TAREFAS DO EXERCÍCIO:
**A.** De acordo com o texto sobre o poraquê, por que a descarga do Electrophorus voltai é descrita como 8 vezes maior que a de uma tomada?
**B.** Segundo o texto sobre o poraquê, quem descreveu o Electrophorus electricus pela primeira vez e em que ano?
**C.** Por favor, prossiga com o texto sobre o poraquê a partir da última frase apresentada.

TRECHO PARA LEITURA:
+++++

Novo peixe-elétrico amazônico dá choque 8 vezes maior que uma tomada
Apesar do "Electrophorus voltai" produzir uma descarga de 860 volts, colocar o dedo na tomada ainda é mais letal. Entenda.
O poraquê (Electrophorus electricus) é um peixe-elétrico típico da bacia amazônica, que pode chegar a mais de 2 metros de comprimento. Descrito pela primeira vez em 1766 pelo naturalista sueco Carl Linnaeus, ele está em um seleto grupo de 250 espécies capazes de produzir eletricidade naturalmente. No entanto, enquanto os outros peixes usam suas fracas descargas de 10V a 15V para comunicação e navegação, o poraquê (também conhecido como enguia elétrica) usa sua capacidade de produzir 600V para caça e defesa.
Os cientistas achavam que o Electrophorus electricus era a única espécie de poraquê que existia. Mas agora, 250 anos após sua descoberta, um estudo realizado por pesquisadores brasileiros e americanos constatou que, na verdade, existem três tipos diferentes de poraquês. E um deles consegue produzir uma descarga elétrica de 860 volts – voltagem 8 vezes maior que as tomadas comuns de 110V.

+++++

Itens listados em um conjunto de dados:
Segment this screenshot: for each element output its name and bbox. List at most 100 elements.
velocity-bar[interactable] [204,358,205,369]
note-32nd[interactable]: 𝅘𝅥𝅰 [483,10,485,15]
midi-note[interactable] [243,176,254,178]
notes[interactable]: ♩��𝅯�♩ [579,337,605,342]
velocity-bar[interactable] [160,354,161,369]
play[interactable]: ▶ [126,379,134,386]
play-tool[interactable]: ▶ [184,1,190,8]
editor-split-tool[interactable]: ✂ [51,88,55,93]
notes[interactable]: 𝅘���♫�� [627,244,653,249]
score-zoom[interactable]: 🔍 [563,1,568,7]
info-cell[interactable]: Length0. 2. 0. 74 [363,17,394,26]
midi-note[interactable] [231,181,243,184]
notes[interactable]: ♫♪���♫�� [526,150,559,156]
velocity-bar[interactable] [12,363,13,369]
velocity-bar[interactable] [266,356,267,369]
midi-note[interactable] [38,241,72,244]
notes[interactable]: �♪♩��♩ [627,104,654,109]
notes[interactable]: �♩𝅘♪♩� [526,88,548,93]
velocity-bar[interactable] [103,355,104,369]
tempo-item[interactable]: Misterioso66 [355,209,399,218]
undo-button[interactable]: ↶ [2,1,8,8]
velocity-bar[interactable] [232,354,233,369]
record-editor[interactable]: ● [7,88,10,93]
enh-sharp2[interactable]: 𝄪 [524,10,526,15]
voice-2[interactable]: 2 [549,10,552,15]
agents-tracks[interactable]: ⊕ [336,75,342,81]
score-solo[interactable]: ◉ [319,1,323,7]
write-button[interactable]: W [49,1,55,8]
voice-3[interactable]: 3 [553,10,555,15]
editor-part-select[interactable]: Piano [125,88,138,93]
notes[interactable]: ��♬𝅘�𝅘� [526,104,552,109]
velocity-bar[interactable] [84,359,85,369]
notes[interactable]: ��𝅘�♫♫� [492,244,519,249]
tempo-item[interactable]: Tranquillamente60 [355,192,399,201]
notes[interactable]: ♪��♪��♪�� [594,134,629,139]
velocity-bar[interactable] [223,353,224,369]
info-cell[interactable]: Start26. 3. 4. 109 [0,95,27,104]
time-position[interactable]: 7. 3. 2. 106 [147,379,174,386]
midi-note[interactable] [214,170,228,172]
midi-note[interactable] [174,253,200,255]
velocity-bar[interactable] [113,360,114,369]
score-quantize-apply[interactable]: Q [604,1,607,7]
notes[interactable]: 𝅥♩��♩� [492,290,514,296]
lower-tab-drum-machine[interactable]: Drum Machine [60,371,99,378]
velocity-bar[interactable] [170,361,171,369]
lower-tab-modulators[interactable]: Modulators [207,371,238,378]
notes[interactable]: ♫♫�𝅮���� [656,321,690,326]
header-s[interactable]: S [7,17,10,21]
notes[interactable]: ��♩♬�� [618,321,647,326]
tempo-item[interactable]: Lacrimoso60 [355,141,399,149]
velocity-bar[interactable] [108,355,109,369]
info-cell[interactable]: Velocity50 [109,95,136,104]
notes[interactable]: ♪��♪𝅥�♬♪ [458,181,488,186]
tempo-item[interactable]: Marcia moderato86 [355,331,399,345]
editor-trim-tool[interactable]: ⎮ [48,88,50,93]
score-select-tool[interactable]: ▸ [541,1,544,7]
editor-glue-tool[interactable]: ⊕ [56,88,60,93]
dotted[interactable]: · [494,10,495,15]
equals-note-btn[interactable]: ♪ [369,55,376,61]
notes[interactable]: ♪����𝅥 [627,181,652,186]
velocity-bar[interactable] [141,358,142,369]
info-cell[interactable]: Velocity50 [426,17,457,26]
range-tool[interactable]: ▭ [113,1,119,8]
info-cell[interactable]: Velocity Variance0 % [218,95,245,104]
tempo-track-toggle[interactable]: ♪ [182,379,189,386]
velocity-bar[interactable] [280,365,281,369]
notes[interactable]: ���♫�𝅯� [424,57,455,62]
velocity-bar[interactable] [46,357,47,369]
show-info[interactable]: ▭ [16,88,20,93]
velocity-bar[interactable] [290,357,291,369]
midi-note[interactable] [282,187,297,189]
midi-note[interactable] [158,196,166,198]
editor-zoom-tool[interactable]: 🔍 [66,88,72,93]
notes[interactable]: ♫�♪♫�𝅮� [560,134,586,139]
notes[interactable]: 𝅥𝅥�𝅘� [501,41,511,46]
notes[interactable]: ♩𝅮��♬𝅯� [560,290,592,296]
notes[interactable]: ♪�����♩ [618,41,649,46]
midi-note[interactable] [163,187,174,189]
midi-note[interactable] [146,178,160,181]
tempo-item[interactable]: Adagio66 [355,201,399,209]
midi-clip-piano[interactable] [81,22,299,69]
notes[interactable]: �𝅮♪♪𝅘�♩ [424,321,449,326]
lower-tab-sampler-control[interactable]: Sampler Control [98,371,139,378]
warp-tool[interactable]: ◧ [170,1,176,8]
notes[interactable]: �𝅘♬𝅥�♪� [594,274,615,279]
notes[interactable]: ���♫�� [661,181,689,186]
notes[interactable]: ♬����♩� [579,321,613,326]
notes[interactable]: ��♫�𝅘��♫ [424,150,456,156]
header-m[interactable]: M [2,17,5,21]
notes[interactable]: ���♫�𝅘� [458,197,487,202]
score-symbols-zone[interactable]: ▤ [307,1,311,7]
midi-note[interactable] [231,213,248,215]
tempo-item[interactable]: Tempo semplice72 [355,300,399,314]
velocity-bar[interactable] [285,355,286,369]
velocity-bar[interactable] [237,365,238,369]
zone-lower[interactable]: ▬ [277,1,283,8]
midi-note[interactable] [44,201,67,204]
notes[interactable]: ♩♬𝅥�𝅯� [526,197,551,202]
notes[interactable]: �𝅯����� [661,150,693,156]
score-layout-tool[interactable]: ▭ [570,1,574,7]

+++++

RESPOSTAS DAS TAREFAS:
**A.** Porque o Electrophorus voltai consegue produzir uma descarga de 860 volts, enquanto as tomadas comuns têm 110V.

**B.** O naturalista sueco Carl Linnaeus, em 1766.

**C.**
A descoberta faz parte de um grande projeto que visa mapear todos os peixes elétricos da América do Sul. De 2014 a 2017, um grupo de pesquisadores viajou para a região da Grande Amazônia – incluindo Brasil, Guiana Francesa, Guiana e Suriname – onde coletou 107 espécimes vivos de poraquês, para estudar possíveis diferenças morfológicas, genéticas e elétricas entre eles.
Depois que os cientistas notaram diferenças físicas entre o formato do crânio de alguns indivíduos, uma análise genética cravou: existem três espécies diferentes do peixe. O que, segundo os pesquisadores, faz sentido: esses bichos aparecem em diversas regiões da Amazônia, o que já dava pistas de uma possível especiação causada pela separação geográfica.
Depois de várias análises, os pesquisadores estabeleceram uma separação. O já conhecido Electrophorus electricus vive no extremo norte da Amazônia, em estados do norte do Brasil e em países como Guiana e Suriname. Uma das espécies novas, chamada de Electrophorus varii – uma homenagem ao zoólogo americano Richard P. Vari, falecido em 2016 –, se encontra nos rios mais baixos da bacia amazônica. Já a estrela do estudo, o poraquê que produz descargas de 860 volts, foi nomeado de Electrophorus voltai – um tributo a Alessandro Volta, físico italiano que inventou a bateria –, e está presente próximo a nascente do rio Amazonas, em áreas altas de cachoeiras e corredeiras.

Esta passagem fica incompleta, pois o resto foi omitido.